→ **AIM OF THE EXERCISE**
Keep only those lines of the records that include the string "this".

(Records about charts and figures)
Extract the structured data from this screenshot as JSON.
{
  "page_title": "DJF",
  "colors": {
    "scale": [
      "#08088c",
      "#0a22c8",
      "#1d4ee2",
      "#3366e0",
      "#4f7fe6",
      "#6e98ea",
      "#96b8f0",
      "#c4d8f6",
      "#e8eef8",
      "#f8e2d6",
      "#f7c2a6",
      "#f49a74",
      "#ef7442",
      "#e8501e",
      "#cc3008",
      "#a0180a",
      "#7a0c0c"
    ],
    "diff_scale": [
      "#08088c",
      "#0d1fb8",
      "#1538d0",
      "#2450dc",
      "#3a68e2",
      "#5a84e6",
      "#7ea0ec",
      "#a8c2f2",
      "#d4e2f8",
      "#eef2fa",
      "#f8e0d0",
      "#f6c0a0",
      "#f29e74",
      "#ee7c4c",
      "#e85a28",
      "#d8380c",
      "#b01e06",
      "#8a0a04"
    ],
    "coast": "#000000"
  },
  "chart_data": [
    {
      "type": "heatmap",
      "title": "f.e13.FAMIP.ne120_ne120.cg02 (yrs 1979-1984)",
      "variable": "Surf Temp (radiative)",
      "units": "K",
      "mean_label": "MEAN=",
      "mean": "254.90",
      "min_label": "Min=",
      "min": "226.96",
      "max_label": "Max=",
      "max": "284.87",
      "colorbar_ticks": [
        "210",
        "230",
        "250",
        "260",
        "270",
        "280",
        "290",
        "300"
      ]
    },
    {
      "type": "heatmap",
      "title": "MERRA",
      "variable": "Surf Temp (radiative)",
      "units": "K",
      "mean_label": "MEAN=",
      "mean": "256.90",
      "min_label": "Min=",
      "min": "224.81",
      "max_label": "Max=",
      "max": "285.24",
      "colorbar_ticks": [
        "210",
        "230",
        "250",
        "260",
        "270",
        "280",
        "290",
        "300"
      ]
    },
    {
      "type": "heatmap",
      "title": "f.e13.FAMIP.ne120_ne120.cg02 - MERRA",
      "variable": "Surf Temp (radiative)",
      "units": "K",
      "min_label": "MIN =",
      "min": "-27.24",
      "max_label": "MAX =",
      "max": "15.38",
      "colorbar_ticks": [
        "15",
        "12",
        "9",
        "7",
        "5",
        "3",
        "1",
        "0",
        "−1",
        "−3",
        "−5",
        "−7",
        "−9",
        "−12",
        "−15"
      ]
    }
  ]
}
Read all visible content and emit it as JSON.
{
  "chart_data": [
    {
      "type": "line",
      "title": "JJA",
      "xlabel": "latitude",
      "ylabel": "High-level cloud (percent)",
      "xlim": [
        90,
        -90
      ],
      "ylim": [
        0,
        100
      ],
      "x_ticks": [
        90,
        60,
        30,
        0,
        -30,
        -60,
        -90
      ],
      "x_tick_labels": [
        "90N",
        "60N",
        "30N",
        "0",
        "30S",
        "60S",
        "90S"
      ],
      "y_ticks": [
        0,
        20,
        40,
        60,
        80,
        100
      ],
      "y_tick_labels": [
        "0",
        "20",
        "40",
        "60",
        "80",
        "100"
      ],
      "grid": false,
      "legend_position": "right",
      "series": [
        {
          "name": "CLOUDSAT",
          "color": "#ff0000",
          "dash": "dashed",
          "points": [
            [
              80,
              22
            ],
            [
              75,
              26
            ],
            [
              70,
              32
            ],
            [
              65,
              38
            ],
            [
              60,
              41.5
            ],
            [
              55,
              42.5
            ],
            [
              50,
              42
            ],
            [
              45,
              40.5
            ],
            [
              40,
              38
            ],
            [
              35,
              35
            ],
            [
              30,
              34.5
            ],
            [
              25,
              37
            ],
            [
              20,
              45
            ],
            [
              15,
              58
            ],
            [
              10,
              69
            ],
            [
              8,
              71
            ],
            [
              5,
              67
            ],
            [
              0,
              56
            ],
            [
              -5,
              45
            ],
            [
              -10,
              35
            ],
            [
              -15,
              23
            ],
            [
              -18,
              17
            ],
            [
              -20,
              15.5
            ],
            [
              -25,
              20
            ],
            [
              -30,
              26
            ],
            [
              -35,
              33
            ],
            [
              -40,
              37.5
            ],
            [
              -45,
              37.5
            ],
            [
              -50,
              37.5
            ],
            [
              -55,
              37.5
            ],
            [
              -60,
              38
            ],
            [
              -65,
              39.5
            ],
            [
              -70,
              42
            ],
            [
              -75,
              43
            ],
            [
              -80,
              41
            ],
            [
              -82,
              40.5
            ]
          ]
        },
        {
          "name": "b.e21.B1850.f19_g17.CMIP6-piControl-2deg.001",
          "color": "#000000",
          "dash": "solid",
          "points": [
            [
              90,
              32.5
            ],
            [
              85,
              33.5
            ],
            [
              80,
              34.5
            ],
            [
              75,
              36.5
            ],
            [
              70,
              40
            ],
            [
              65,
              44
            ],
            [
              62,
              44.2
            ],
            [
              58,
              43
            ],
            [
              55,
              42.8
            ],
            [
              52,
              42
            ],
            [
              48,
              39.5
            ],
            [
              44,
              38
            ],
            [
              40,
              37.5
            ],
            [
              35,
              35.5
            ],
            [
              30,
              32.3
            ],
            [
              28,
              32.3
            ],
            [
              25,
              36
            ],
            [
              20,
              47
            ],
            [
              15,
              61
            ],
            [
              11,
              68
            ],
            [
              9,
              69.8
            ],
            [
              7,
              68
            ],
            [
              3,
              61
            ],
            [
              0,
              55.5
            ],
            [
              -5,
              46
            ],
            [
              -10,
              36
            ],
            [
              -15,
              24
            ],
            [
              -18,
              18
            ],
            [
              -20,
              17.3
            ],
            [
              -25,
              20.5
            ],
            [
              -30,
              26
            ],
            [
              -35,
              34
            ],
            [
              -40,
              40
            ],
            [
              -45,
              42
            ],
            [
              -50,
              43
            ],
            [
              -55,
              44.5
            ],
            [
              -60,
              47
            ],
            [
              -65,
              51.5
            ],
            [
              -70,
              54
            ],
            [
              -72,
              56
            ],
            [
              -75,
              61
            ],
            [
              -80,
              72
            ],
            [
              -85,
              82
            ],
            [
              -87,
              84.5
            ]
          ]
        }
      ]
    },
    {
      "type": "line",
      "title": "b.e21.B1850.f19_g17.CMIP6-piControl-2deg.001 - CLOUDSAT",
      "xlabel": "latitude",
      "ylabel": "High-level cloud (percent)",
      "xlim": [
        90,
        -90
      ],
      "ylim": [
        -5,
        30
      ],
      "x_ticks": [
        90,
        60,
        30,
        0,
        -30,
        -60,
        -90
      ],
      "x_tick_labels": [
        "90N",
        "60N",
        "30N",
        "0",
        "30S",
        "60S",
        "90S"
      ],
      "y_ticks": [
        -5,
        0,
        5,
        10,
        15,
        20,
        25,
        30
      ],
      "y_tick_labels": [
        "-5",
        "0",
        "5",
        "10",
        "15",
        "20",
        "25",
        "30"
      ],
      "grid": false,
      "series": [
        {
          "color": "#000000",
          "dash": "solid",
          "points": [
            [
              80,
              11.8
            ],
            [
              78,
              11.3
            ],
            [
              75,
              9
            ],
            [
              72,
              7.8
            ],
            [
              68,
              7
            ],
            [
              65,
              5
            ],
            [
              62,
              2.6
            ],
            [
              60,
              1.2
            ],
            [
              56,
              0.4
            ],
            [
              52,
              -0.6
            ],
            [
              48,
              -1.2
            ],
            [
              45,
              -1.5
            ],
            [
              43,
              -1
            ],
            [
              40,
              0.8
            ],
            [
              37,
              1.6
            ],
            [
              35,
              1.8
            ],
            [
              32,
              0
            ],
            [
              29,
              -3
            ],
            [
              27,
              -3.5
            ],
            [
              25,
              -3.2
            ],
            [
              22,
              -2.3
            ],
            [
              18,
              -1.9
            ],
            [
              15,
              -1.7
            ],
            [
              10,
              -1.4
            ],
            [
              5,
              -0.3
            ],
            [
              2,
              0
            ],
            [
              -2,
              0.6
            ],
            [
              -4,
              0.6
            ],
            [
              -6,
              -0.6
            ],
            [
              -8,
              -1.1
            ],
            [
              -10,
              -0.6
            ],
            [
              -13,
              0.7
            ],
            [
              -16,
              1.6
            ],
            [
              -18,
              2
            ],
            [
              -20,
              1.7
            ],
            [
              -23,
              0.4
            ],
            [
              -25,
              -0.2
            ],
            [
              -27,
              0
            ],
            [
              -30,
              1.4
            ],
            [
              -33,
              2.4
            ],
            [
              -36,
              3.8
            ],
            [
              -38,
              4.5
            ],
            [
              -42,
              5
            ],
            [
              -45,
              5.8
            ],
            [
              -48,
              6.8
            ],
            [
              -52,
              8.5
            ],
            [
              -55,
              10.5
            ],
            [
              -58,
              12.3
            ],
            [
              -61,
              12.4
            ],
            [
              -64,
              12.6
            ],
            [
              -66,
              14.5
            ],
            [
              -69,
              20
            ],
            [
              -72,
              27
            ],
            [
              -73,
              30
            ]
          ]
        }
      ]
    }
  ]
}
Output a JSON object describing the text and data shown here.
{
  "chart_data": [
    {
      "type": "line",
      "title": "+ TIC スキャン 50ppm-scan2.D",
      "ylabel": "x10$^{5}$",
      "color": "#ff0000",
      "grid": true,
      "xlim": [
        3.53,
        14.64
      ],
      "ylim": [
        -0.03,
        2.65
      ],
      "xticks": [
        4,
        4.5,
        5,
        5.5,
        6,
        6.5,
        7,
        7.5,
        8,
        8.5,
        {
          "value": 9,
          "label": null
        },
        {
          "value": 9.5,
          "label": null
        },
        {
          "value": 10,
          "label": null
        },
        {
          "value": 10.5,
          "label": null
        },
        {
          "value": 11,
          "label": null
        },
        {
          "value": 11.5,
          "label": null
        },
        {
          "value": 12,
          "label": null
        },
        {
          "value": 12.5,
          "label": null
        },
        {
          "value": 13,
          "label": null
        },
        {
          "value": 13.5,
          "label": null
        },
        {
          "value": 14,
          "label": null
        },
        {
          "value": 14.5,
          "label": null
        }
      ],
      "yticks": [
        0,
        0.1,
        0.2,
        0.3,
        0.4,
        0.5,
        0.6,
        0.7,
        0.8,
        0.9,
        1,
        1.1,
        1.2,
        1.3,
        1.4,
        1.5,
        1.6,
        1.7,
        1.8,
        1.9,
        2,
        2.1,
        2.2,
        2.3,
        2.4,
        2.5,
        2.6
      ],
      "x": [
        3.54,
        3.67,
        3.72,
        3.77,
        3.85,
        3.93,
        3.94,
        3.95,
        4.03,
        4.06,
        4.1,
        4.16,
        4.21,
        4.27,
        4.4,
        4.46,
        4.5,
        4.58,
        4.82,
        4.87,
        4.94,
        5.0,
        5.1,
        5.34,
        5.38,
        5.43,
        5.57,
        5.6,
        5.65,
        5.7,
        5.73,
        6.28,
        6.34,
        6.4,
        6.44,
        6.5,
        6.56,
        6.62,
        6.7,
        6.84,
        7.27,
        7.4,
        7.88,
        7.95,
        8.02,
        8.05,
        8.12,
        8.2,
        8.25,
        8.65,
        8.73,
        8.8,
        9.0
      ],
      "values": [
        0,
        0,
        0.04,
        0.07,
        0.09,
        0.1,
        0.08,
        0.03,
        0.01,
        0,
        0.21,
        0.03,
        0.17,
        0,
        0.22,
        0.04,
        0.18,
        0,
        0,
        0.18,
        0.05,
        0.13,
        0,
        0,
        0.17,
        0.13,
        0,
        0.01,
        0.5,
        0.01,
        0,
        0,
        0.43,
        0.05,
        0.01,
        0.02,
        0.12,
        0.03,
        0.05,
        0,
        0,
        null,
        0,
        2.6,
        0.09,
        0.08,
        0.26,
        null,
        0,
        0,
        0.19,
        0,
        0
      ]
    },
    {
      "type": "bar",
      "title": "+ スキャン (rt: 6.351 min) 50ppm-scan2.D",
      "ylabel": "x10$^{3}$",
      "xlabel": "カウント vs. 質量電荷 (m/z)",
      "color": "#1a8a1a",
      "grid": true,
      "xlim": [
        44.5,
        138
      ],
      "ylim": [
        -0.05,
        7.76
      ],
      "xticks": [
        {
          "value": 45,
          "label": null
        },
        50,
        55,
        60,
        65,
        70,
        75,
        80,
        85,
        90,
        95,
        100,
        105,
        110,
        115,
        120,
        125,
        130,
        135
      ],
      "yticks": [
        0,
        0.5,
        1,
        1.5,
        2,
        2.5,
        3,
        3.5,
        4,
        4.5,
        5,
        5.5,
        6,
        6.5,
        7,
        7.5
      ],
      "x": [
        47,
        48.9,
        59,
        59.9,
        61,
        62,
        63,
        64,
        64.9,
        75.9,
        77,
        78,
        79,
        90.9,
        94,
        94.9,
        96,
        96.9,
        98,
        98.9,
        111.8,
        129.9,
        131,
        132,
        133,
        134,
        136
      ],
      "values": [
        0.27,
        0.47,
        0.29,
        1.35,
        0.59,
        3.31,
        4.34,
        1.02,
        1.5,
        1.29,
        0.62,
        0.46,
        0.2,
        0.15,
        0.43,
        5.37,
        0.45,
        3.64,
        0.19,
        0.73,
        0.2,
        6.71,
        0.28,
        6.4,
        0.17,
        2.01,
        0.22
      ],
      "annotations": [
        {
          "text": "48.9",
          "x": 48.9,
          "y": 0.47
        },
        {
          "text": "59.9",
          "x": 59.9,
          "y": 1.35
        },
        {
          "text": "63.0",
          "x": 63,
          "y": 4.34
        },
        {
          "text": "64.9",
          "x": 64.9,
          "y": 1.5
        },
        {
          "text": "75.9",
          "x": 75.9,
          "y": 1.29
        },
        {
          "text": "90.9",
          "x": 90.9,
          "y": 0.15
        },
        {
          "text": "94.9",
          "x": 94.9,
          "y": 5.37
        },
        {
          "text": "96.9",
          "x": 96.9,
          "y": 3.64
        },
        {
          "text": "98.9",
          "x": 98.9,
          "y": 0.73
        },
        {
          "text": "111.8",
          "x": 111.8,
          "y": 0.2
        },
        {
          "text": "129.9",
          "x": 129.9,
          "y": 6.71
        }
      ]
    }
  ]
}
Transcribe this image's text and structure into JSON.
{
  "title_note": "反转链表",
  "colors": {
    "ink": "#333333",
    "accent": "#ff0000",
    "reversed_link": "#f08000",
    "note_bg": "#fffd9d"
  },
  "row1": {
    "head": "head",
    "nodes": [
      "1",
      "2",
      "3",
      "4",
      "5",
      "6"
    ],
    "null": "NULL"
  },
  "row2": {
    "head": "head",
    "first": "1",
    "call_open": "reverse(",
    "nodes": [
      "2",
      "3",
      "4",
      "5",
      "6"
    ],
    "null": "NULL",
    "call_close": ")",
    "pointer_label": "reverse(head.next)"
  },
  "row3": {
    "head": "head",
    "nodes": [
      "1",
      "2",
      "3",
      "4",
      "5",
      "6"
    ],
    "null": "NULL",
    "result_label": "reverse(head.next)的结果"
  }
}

→ **FULL RESPONSE**
Extract the structured data from this screenshot as JSON.
Transcribe this image's text and structure into JSON.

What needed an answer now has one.